Data entries
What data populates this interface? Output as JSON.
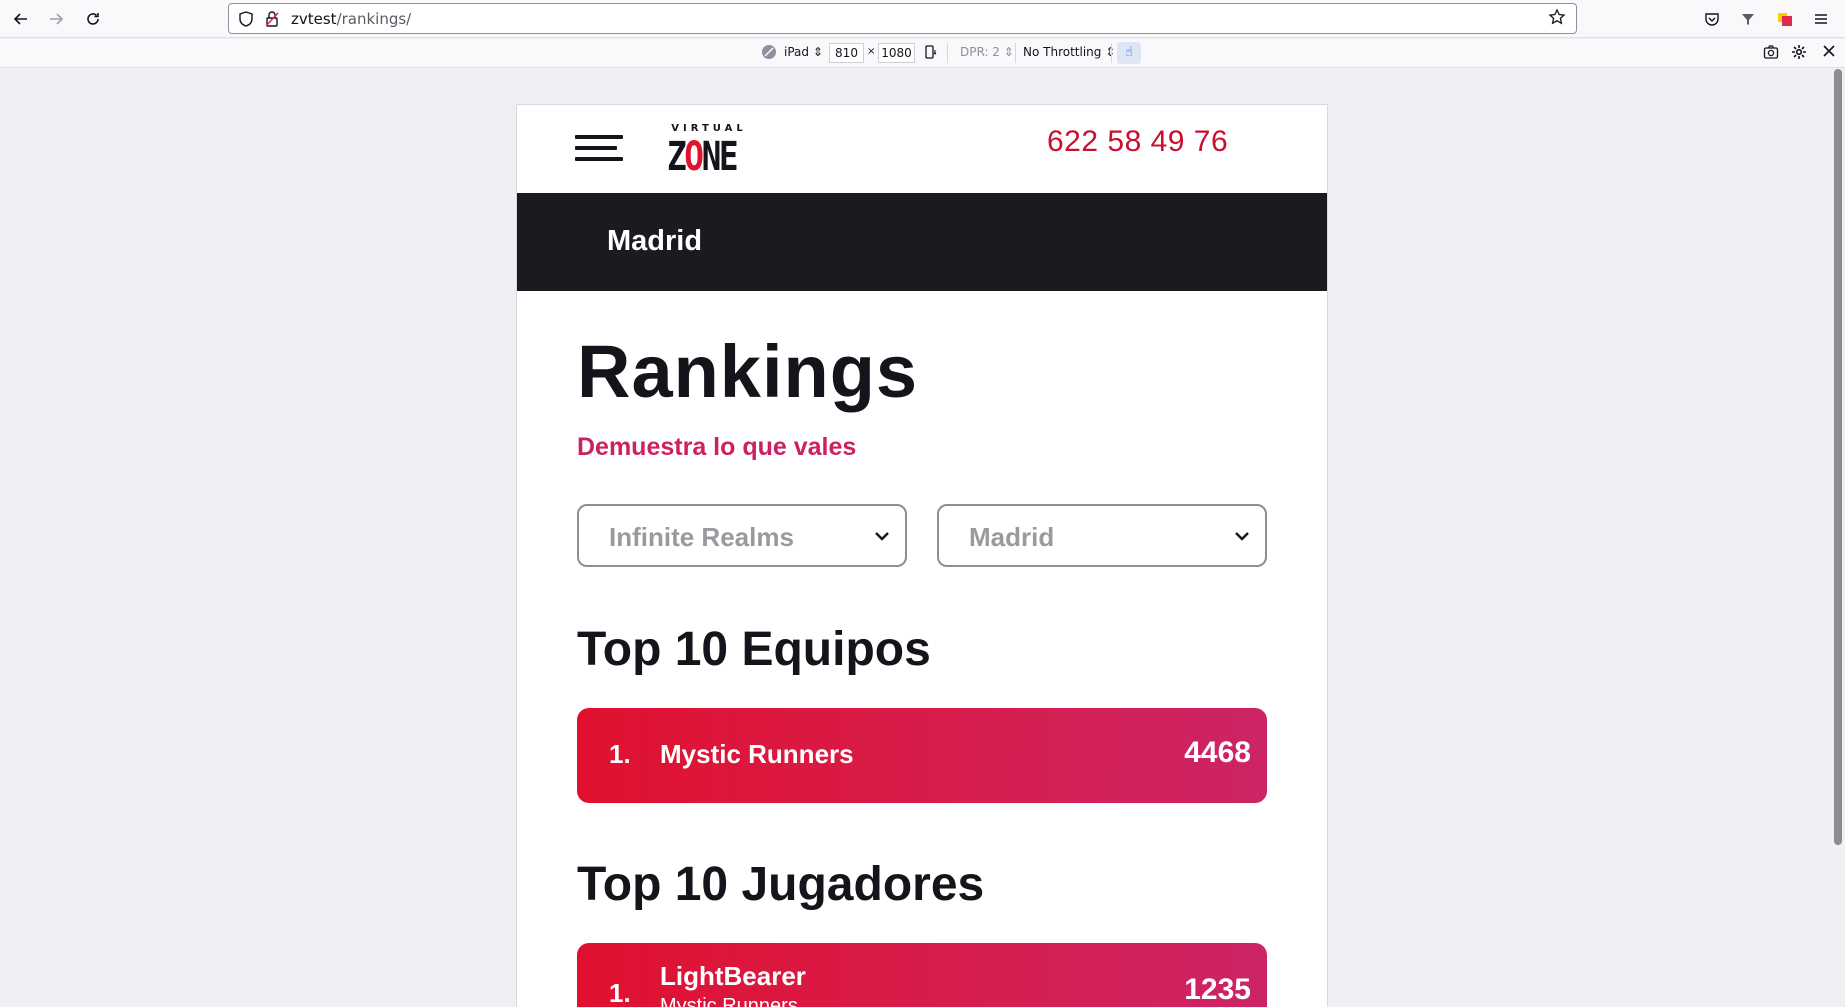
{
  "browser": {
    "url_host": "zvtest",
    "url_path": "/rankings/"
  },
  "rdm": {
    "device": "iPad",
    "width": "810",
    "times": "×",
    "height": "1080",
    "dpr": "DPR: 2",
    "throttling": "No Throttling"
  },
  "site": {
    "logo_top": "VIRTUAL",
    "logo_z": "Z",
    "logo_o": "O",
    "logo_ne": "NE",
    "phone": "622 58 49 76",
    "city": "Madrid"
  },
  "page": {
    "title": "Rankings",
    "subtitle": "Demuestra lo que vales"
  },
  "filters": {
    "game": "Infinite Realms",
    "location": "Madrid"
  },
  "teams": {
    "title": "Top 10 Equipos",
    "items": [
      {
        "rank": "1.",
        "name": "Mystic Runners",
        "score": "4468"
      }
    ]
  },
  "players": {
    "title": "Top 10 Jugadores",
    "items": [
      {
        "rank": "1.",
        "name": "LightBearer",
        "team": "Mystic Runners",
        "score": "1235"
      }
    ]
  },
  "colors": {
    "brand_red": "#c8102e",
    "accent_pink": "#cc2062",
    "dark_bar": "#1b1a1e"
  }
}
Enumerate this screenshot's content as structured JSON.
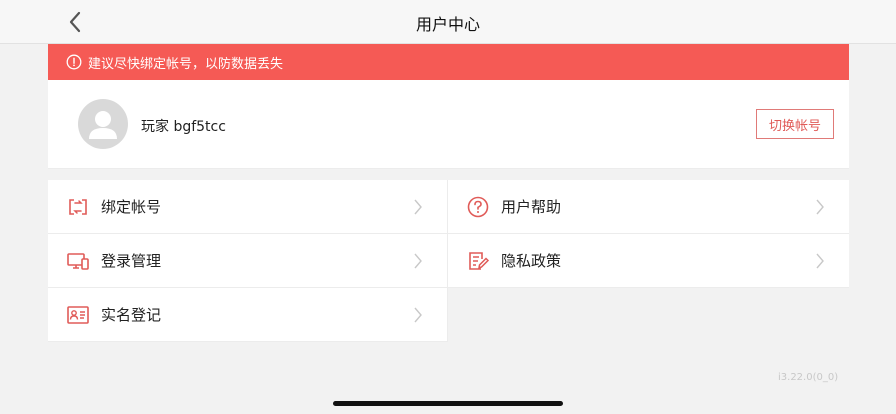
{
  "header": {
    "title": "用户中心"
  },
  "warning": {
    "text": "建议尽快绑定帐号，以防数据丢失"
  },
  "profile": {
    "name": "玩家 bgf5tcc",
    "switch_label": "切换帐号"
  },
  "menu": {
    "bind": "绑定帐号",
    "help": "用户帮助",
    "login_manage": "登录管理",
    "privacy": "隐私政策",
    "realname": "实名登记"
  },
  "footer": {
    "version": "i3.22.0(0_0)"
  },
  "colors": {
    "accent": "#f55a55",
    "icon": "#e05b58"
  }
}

---

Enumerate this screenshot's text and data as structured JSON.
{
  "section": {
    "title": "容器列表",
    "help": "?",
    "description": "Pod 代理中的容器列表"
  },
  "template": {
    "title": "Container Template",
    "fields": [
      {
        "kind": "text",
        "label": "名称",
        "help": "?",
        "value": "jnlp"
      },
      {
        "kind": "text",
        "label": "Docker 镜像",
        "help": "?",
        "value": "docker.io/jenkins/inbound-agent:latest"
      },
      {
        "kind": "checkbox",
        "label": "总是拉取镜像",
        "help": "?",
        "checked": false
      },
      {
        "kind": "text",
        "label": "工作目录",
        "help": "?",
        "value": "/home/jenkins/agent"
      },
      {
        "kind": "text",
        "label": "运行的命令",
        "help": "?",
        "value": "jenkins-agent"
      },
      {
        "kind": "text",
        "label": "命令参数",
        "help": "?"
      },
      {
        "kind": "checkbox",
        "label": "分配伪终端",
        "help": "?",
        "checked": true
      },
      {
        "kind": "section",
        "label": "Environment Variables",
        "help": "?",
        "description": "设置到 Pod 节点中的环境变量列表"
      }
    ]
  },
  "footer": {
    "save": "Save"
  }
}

- Given problem -
Copy out every line holding the string "structured".

- Task solution -
Enumerate this screenshot's content as structured JSON.
Enumerate this screenshot's text and data as structured JSON.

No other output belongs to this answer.